Only the number is wanted: how many lines contain the word "beschäftigt"?

- _Supplied material_:
##########
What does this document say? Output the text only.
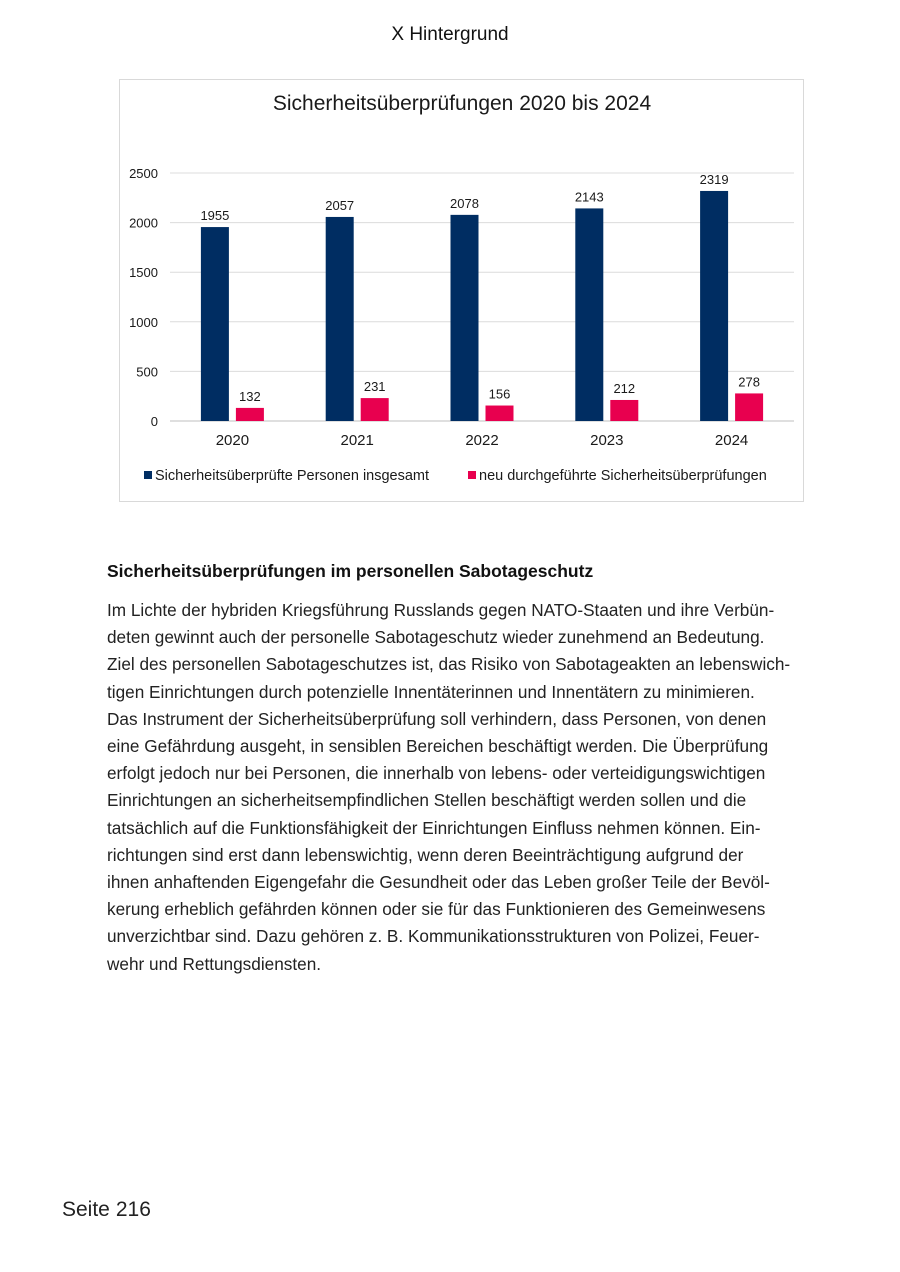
X Hintergrund
Sicherheitsüberprüfungen 2020 bis 2024
0
500
1000
1500
2000
2500
1955
132
2057
231
2078
156
2143
212
2319
278
2020	2021	2022	2023	2024
Sicherheitsüberprüfte Personen insgesamt	neu durchgeführte Sicherheitsüberprüfungen
Sicherheitsüberprüfungen im personellen Sabotageschutz

Im Lichte der hybriden Kriegsführung Russlands gegen NATO-Staaten und ihre Verbün-
deten gewinnt auch der personelle Sabotageschutz wieder zunehmend an Bedeutung.
Ziel des personellen Sabotageschutzes ist, das Risiko von Sabotageakten an lebenswich-
tigen Einrichtungen durch potenzielle Innentäterinnen und Innentätern zu minimieren.
Das Instrument der Sicherheitsüberprüfung soll verhindern, dass Personen, von denen
eine Gefährdung ausgeht, in sensiblen Bereichen beschäftigt werden. Die Überprüfung
erfolgt jedoch nur bei Personen, die innerhalb von lebens- oder verteidigungswichtigen
Einrichtungen an sicherheitsempfindlichen Stellen beschäftigt werden sollen und die
tatsächlich auf die Funktionsfähigkeit der Einrichtungen Einfluss nehmen können. Ein-
richtungen sind erst dann lebenswichtig, wenn deren Beeinträchtigung aufgrund der
ihnen anhaftenden Eigengefahr die Gesundheit oder das Leben großer Teile der Bevöl-
kerung erheblich gefährden können oder sie für das Funktionieren des Gemeinwesens
unverzichtbar sind. Dazu gehören z. B. Kommunikationsstrukturen von Polizei, Feuer-
wehr und Rettungsdiensten.

Seite 216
##########
- _Solution for this problem_: 2